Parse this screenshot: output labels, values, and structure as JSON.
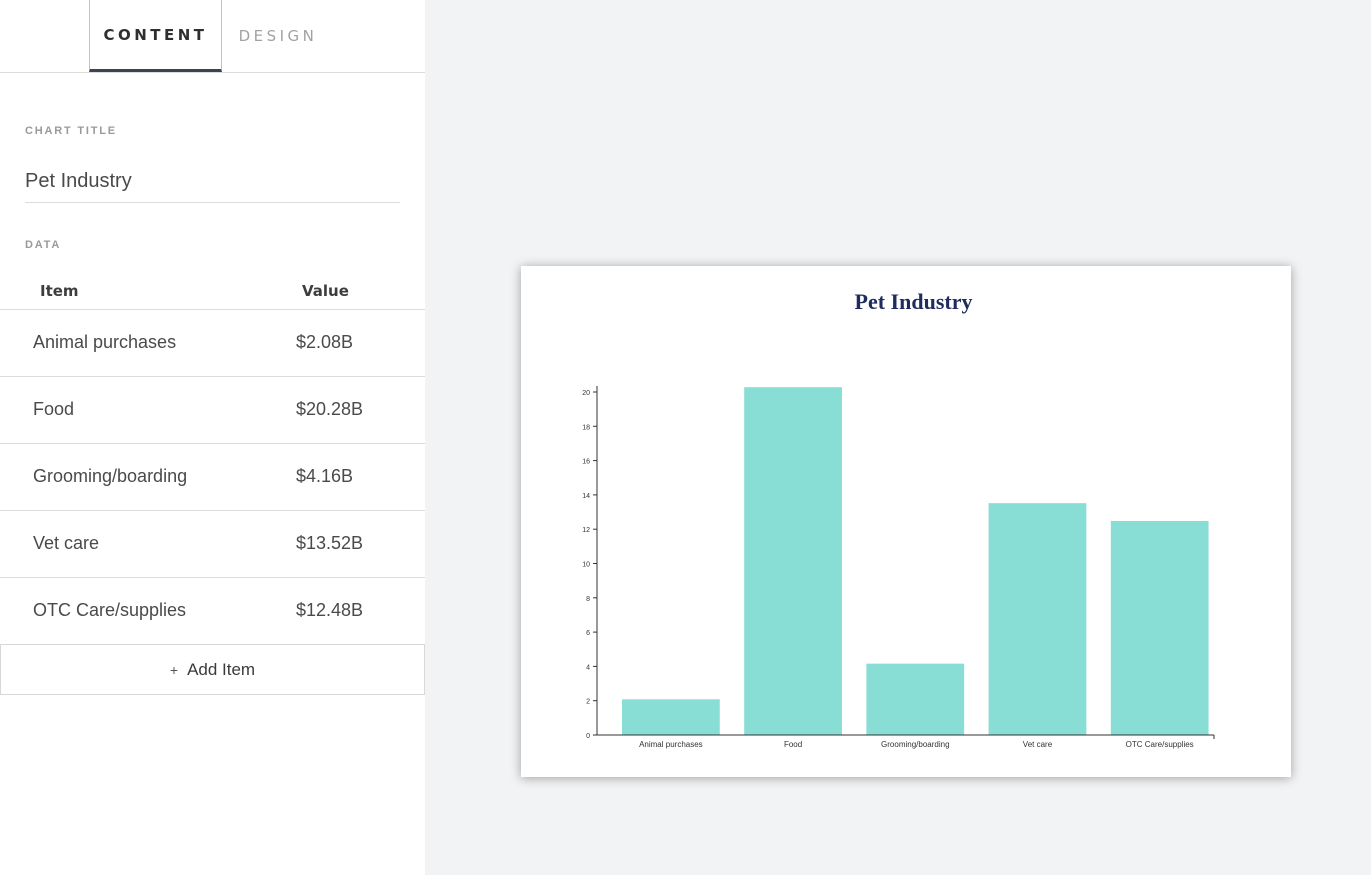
{
  "tabs": {
    "content": "CONTENT",
    "design": "DESIGN"
  },
  "content": {
    "chart_title_label": "CHART TITLE",
    "chart_title_value": "Pet Industry",
    "data_label": "DATA",
    "columns": {
      "item": "Item",
      "value": "Value"
    },
    "rows": [
      {
        "item": "Animal purchases",
        "value": "$2.08B"
      },
      {
        "item": "Food",
        "value": "$20.28B"
      },
      {
        "item": "Grooming/boarding",
        "value": "$4.16B"
      },
      {
        "item": "Vet care",
        "value": "$13.52B"
      },
      {
        "item": "OTC Care/supplies",
        "value": "$12.48B"
      }
    ],
    "add_item": "Add Item",
    "add_icon": "+"
  },
  "colors": {
    "bar": "#88ddd5",
    "title": "#1f2d5c",
    "axis": "#333333"
  },
  "chart_data": {
    "type": "bar",
    "title": "Pet Industry",
    "categories": [
      "Animal purchases",
      "Food",
      "Grooming/boarding",
      "Vet care",
      "OTC Care/supplies"
    ],
    "values": [
      2.08,
      20.28,
      4.16,
      13.52,
      12.48
    ],
    "ylim": [
      0,
      20
    ],
    "yticks": [
      0,
      2,
      4,
      6,
      8,
      10,
      12,
      14,
      16,
      18,
      20
    ],
    "grid": false,
    "xlabel": "",
    "ylabel": ""
  }
}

◆ Exercise objective ◆
Identify the lines above with the word "Grooming". Copy them.

◆ The result ◆
        "item": "Grooming/boarding",
      "Grooming/boarding",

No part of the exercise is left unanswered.